* **Task to complete**: Go through the records and give each one again exactly.
•••
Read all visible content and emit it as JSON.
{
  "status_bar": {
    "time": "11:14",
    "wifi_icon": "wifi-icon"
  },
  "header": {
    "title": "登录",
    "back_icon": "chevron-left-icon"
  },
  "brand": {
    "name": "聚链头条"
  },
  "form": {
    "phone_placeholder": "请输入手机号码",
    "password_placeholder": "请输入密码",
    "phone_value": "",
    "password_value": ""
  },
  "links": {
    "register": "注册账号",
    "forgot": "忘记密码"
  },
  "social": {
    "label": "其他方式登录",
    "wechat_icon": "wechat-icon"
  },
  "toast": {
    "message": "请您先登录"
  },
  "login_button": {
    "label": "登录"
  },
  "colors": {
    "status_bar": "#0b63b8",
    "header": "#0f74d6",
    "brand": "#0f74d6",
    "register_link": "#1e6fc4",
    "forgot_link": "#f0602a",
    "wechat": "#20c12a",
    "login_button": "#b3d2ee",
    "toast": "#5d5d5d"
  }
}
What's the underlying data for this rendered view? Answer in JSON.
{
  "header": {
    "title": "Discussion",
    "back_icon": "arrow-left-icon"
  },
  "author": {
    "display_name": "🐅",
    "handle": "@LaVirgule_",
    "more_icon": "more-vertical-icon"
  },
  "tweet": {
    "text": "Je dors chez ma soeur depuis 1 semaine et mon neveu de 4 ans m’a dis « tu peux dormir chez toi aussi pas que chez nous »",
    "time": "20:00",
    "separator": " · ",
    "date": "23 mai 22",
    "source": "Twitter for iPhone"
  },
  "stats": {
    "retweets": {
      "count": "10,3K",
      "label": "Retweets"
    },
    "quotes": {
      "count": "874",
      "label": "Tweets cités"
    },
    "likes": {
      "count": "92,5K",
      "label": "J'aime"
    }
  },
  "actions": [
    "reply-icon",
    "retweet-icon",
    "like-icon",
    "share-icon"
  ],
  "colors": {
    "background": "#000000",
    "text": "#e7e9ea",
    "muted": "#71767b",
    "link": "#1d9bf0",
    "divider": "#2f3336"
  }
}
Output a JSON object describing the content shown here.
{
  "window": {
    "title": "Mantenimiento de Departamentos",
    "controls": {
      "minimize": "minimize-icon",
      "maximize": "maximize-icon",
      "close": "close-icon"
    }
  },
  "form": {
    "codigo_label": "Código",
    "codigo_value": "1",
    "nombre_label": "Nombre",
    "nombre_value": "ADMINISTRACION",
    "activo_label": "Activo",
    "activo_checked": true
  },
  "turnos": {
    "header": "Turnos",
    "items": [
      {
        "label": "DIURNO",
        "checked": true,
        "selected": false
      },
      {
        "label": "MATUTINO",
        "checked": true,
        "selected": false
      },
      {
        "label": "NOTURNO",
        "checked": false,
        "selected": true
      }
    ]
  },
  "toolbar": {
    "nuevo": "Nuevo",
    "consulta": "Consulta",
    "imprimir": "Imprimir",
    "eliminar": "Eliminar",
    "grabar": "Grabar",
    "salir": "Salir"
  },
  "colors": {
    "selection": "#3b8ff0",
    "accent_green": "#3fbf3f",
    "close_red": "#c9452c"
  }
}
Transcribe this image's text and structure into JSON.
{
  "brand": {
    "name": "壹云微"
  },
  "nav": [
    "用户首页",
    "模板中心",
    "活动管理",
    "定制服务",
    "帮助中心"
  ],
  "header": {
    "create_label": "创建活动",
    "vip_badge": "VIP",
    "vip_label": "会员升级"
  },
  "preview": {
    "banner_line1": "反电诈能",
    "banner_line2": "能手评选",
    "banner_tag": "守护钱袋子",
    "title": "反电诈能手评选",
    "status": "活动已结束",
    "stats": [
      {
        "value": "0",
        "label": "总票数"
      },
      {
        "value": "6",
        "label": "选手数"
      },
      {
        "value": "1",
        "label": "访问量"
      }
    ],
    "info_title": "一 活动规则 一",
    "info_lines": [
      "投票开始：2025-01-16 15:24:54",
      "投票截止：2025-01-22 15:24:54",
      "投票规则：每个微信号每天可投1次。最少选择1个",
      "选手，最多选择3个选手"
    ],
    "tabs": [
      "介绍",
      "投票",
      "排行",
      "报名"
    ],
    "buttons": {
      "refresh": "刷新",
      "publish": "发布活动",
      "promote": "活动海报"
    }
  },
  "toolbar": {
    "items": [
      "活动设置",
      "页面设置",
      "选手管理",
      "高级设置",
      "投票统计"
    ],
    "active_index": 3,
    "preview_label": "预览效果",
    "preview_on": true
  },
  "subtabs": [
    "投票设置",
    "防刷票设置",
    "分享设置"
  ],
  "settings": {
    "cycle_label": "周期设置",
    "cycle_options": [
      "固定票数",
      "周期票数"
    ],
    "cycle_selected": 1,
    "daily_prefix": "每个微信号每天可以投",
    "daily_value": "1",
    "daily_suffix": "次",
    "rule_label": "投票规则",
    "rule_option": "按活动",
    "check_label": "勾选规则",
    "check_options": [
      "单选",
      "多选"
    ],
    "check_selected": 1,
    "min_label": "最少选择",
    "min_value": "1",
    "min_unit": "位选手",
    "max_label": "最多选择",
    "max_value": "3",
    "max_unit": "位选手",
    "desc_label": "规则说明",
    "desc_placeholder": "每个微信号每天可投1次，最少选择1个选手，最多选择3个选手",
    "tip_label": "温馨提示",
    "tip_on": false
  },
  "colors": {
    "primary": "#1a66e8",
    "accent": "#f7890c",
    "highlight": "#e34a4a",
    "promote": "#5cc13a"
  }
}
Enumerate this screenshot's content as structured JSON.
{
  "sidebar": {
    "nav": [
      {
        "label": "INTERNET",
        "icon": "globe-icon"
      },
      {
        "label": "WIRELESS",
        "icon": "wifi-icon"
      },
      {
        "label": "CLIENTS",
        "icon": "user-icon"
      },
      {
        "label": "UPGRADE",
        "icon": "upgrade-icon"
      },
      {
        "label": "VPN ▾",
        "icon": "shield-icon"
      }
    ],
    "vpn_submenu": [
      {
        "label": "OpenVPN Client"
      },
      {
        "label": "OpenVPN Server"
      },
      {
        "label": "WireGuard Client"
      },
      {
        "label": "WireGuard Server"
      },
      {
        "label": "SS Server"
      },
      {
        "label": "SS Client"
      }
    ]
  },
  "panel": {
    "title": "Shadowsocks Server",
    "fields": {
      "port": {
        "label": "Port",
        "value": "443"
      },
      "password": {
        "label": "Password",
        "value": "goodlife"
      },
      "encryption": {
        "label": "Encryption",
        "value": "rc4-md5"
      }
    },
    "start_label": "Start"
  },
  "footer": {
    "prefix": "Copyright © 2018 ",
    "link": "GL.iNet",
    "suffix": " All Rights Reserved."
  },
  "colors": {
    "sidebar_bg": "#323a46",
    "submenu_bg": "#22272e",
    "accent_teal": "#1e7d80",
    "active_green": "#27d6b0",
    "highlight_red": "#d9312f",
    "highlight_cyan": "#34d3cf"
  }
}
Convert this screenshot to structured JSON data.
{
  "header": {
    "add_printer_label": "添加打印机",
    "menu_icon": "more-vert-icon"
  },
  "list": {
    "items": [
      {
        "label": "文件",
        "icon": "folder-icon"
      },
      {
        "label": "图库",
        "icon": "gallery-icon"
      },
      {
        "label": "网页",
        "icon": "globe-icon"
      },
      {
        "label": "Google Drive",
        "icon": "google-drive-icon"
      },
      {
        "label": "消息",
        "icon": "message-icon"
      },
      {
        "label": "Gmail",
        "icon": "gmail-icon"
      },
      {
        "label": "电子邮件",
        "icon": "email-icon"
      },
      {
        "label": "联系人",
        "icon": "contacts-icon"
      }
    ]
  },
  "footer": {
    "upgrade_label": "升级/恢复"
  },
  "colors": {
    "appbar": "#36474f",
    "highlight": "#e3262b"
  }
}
•••
* **Expected output**:
Read all visible content and emit it as JSON.
{
  "status_bar": {
    "time": "11:14",
    "wifi_icon": "wifi-icon"
  },
  "header": {
    "title": "登录",
    "back_icon": "chevron-left-icon"
  },
  "brand": {
    "name": "聚链头条"
  },
  "form": {
    "phone_placeholder": "请输入手机号码",
    "password_placeholder": "请输入密码",
    "phone_value": "",
    "password_value": ""
  },
  "links": {
    "register": "注册账号",
    "forgot": "忘记密码"
  },
  "social": {
    "label": "其他方式登录",
    "wechat_icon": "wechat-icon"
  },
  "toast": {
    "message": "请您先登录"
  },
  "login_button": {
    "label": "登录"
  },
  "colors": {
    "status_bar": "#0b63b8",
    "header": "#0f74d6",
    "brand": "#0f74d6",
    "register_link": "#1e6fc4",
    "forgot_link": "#f0602a",
    "wechat": "#20c12a",
    "login_button": "#b3d2ee",
    "toast": "#5d5d5d"
  }
}
What's the underlying data for this rendered view? Answer in JSON.
{
  "header": {
    "title": "Discussion",
    "back_icon": "arrow-left-icon"
  },
  "author": {
    "display_name": "🐅",
    "handle": "@LaVirgule_",
    "more_icon": "more-vertical-icon"
  },
  "tweet": {
    "text": "Je dors chez ma soeur depuis 1 semaine et mon neveu de 4 ans m’a dis « tu peux dormir chez toi aussi pas que chez nous »",
    "time": "20:00",
    "separator": " · ",
    "date": "23 mai 22",
    "source": "Twitter for iPhone"
  },
  "stats": {
    "retweets": {
      "count": "10,3K",
      "label": "Retweets"
    },
    "quotes": {
      "count": "874",
      "label": "Tweets cités"
    },
    "likes": {
      "count": "92,5K",
      "label": "J'aime"
    }
  },
  "actions": [
    "reply-icon",
    "retweet-icon",
    "like-icon",
    "share-icon"
  ],
  "colors": {
    "background": "#000000",
    "text": "#e7e9ea",
    "muted": "#71767b",
    "link": "#1d9bf0",
    "divider": "#2f3336"
  }
}
Output a JSON object describing the content shown here.
{
  "window": {
    "title": "Mantenimiento de Departamentos",
    "controls": {
      "minimize": "minimize-icon",
      "maximize": "maximize-icon",
      "close": "close-icon"
    }
  },
  "form": {
    "codigo_label": "Código",
    "codigo_value": "1",
    "nombre_label": "Nombre",
    "nombre_value": "ADMINISTRACION",
    "activo_label": "Activo",
    "activo_checked": true
  },
  "turnos": {
    "header": "Turnos",
    "items": [
      {
        "label": "DIURNO",
        "checked": true,
        "selected": false
      },
      {
        "label": "MATUTINO",
        "checked": true,
        "selected": false
      },
      {
        "label": "NOTURNO",
        "checked": false,
        "selected": true
      }
    ]
  },
  "toolbar": {
    "nuevo": "Nuevo",
    "consulta": "Consulta",
    "imprimir": "Imprimir",
    "eliminar": "Eliminar",
    "grabar": "Grabar",
    "salir": "Salir"
  },
  "colors": {
    "selection": "#3b8ff0",
    "accent_green": "#3fbf3f",
    "close_red": "#c9452c"
  }
}
Transcribe this image's text and structure into JSON.
{
  "brand": {
    "name": "壹云微"
  },
  "nav": [
    "用户首页",
    "模板中心",
    "活动管理",
    "定制服务",
    "帮助中心"
  ],
  "header": {
    "create_label": "创建活动",
    "vip_badge": "VIP",
    "vip_label": "会员升级"
  },
  "preview": {
    "banner_line1": "反电诈能",
    "banner_line2": "能手评选",
    "banner_tag": "守护钱袋子",
    "title": "反电诈能手评选",
    "status": "活动已结束",
    "stats": [
      {
        "value": "0",
        "label": "总票数"
      },
      {
        "value": "6",
        "label": "选手数"
      },
      {
        "value": "1",
        "label": "访问量"
      }
    ],
    "info_title": "一 活动规则 一",
    "info_lines": [
      "投票开始：2025-01-16 15:24:54",
      "投票截止：2025-01-22 15:24:54",
      "投票规则：每个微信号每天可投1次。最少选择1个",
      "选手，最多选择3个选手"
    ],
    "tabs": [
      "介绍",
      "投票",
      "排行",
      "报名"
    ],
    "buttons": {
      "refresh": "刷新",
      "publish": "发布活动",
      "promote": "活动海报"
    }
  },
  "toolbar": {
    "items": [
      "活动设置",
      "页面设置",
      "选手管理",
      "高级设置",
      "投票统计"
    ],
    "active_index": 3,
    "preview_label": "预览效果",
    "preview_on": true
  },
  "subtabs": [
    "投票设置",
    "防刷票设置",
    "分享设置"
  ],
  "settings": {
    "cycle_label": "周期设置",
    "cycle_options": [
      "固定票数",
      "周期票数"
    ],
    "cycle_selected": 1,
    "daily_prefix": "每个微信号每天可以投",
    "daily_value": "1",
    "daily_suffix": "次",
    "rule_label": "投票规则",
    "rule_option": "按活动",
    "check_label": "勾选规则",
    "check_options": [
      "单选",
      "多选"
    ],
    "check_selected": 1,
    "min_label": "最少选择",
    "min_value": "1",
    "min_unit": "位选手",
    "max_label": "最多选择",
    "max_value": "3",
    "max_unit": "位选手",
    "desc_label": "规则说明",
    "desc_placeholder": "每个微信号每天可投1次，最少选择1个选手，最多选择3个选手",
    "tip_label": "温馨提示",
    "tip_on": false
  },
  "colors": {
    "primary": "#1a66e8",
    "accent": "#f7890c",
    "highlight": "#e34a4a",
    "promote": "#5cc13a"
  }
}
Enumerate this screenshot's content as structured JSON.
{
  "sidebar": {
    "nav": [
      {
        "label": "INTERNET",
        "icon": "globe-icon"
      },
      {
        "label": "WIRELESS",
        "icon": "wifi-icon"
      },
      {
        "label": "CLIENTS",
        "icon": "user-icon"
      },
      {
        "label": "UPGRADE",
        "icon": "upgrade-icon"
      },
      {
        "label": "VPN ▾",
        "icon": "shield-icon"
      }
    ],
    "vpn_submenu": [
      {
        "label": "OpenVPN Client"
      },
      {
        "label": "OpenVPN Server"
      },
      {
        "label": "WireGuard Client"
      },
      {
        "label": "WireGuard Server"
      },
      {
        "label": "SS Server"
      },
      {
        "label": "SS Client"
      }
    ]
  },
  "panel": {
    "title": "Shadowsocks Server",
    "fields": {
      "port": {
        "label": "Port",
        "value": "443"
      },
      "password": {
        "label": "Password",
        "value": "goodlife"
      },
      "encryption": {
        "label": "Encryption",
        "value": "rc4-md5"
      }
    },
    "start_label": "Start"
  },
  "footer": {
    "prefix": "Copyright © 2018 ",
    "link": "GL.iNet",
    "suffix": " All Rights Reserved."
  },
  "colors": {
    "sidebar_bg": "#323a46",
    "submenu_bg": "#22272e",
    "accent_teal": "#1e7d80",
    "active_green": "#27d6b0",
    "highlight_red": "#d9312f",
    "highlight_cyan": "#34d3cf"
  }
}
Convert this screenshot to structured JSON data.
{
  "header": {
    "add_printer_label": "添加打印机",
    "menu_icon": "more-vert-icon"
  },
  "list": {
    "items": [
      {
        "label": "文件",
        "icon": "folder-icon"
      },
      {
        "label": "图库",
        "icon": "gallery-icon"
      },
      {
        "label": "网页",
        "icon": "globe-icon"
      },
      {
        "label": "Google Drive",
        "icon": "google-drive-icon"
      },
      {
        "label": "消息",
        "icon": "message-icon"
      },
      {
        "label": "Gmail",
        "icon": "gmail-icon"
      },
      {
        "label": "电子邮件",
        "icon": "email-icon"
      },
      {
        "label": "联系人",
        "icon": "contacts-icon"
      }
    ]
  },
  "footer": {
    "upgrade_label": "升级/恢复"
  },
  "colors": {
    "appbar": "#36474f",
    "highlight": "#e3262b"
  }
}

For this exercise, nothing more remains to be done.